* **SUPPLIED TEXT**
The bank would consider buyouts in the micro, small and medium enterprises (MSME), housing finance, and microfinance institution (MFI) space, said Chief Financial Officer Sunil Samdani. The bank, he said, would also look at entering the mutual fund and insurance business at the holding company level to reduce the promoters’ shareholding.
However, according to the Securities and Exchange Board of India’s (Sebi’s) norms, the holding company cannot sell any shares for entering other businesses during the lock-in period.
The bank told analysts that the target of reducing the shareholding from about 82 per cent to 40 per cent was stringent to fulfil in the near term and, hence, “showing progress would be appreciated”.
Another option that the bank will consider is a change in the holding company’s structure. Earlier, one of the proposals considered by Bandhan Bank to reduce the promoters’ shareholding was to merge Bandhan Financial Services, Bandhan Financial Holding, and Bandhan Bank. This would bring down the promoters’ holding to about 40 per cent. However, in general, the RBI has been in favour of a holding company for a new bank, as it protects depositors’ interests.
On the option of secondary sale of shares, Samdani said that with the bank being adequately capitalised, any issuance would depend on fund requirements.
Bandhan Bank’s capital adequacy ratio is in excess of 30 per cent, and it was comfortable at the 16-18 per cent level, he said.

* **WHAT YOU WILL DO**
Repeat word for word the part of the Bandhan Bank passage starting at "Another option that" and ending at "level, he said.".

* **DATASET ENTRIES**
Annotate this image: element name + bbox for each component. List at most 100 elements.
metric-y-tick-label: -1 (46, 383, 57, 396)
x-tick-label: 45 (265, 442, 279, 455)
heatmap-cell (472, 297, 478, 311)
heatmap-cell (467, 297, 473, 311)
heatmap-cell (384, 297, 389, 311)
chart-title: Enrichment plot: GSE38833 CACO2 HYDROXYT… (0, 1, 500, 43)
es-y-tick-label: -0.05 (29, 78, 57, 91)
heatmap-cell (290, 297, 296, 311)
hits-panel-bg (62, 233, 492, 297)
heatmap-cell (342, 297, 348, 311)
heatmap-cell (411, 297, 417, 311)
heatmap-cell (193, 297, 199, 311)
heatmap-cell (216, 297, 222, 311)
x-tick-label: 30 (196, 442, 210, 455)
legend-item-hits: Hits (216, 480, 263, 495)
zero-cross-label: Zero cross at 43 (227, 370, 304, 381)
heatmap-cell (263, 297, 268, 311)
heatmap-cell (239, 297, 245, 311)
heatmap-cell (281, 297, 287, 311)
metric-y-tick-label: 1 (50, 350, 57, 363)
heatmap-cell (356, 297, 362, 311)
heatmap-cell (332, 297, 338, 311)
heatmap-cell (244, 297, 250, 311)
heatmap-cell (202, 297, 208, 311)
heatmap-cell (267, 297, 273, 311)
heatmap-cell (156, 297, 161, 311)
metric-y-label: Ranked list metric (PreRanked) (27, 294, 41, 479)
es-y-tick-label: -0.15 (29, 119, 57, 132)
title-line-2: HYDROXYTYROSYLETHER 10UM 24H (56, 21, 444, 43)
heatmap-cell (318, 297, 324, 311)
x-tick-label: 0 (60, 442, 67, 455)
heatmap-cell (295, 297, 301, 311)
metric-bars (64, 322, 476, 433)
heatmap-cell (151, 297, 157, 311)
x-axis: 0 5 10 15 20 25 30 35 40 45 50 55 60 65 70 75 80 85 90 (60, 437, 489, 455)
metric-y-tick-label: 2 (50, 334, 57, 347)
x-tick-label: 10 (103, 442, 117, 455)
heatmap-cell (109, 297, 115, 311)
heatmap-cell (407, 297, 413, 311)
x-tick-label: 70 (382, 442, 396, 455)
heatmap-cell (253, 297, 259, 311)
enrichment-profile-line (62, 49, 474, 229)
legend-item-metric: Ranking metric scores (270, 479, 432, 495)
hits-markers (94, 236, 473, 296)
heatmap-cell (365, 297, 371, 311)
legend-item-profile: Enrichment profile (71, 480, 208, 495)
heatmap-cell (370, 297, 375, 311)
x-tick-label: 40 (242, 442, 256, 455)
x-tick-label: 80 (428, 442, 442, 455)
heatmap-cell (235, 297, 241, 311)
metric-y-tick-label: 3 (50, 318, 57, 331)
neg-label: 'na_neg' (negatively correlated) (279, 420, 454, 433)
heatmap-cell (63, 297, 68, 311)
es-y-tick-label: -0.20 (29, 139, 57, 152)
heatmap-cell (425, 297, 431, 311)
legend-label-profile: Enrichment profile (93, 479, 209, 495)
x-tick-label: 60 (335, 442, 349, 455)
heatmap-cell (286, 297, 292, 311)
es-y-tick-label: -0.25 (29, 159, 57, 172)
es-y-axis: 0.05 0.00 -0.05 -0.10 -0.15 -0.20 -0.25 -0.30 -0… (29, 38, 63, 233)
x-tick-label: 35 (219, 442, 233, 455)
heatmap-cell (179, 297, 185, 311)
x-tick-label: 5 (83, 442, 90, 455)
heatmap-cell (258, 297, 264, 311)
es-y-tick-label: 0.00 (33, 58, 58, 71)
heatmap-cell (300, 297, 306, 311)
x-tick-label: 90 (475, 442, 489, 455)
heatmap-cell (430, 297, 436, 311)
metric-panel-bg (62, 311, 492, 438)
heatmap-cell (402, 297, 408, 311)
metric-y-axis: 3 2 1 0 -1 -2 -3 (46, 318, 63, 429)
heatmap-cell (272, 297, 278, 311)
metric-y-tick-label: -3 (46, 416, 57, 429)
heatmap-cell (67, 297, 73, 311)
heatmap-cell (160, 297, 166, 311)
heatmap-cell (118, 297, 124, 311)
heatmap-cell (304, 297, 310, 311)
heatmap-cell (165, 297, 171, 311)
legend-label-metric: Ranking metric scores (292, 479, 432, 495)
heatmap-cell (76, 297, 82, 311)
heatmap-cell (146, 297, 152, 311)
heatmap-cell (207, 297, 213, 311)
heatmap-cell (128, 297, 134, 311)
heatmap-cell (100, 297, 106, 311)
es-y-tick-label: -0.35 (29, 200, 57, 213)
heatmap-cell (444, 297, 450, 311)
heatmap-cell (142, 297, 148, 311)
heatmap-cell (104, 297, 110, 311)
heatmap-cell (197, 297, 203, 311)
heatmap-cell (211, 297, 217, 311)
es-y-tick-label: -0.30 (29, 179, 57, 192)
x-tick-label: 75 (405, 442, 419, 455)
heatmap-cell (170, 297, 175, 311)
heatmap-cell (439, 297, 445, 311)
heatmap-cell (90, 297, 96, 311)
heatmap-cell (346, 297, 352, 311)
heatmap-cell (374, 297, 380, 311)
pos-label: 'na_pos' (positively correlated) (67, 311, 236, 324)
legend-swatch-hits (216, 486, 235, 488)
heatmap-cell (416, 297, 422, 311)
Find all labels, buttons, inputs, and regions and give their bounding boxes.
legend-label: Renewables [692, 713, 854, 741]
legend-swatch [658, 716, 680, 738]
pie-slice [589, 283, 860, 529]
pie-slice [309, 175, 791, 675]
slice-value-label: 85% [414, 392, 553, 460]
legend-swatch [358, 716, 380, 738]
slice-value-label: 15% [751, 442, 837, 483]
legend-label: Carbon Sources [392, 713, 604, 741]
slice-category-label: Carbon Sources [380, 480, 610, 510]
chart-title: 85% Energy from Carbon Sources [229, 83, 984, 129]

* **ANSWER TO THIS TASK**
Another option that the bank will consider is a change in the holding company’s structure. Earlier, one of the proposals considered by Bandhan Bank to reduce the promoters’ shareholding was to merge Bandhan Financial Services, Bandhan Financial Holding, and Bandhan Bank. This would bring down the promoters’ holding to about 40 per cent. However, in general, the RBI has been in favour of a holding company for a new bank, as it protects depositors’ interests.
On the option of secondary sale of shares, Samdani said that with the bank being adequately capitalised, any issuance would depend on fund requirements.
Bandhan Bank’s capital adequacy ratio is in excess of 30 per cent, and it was comfortable at the 16-18 per cent level, he said.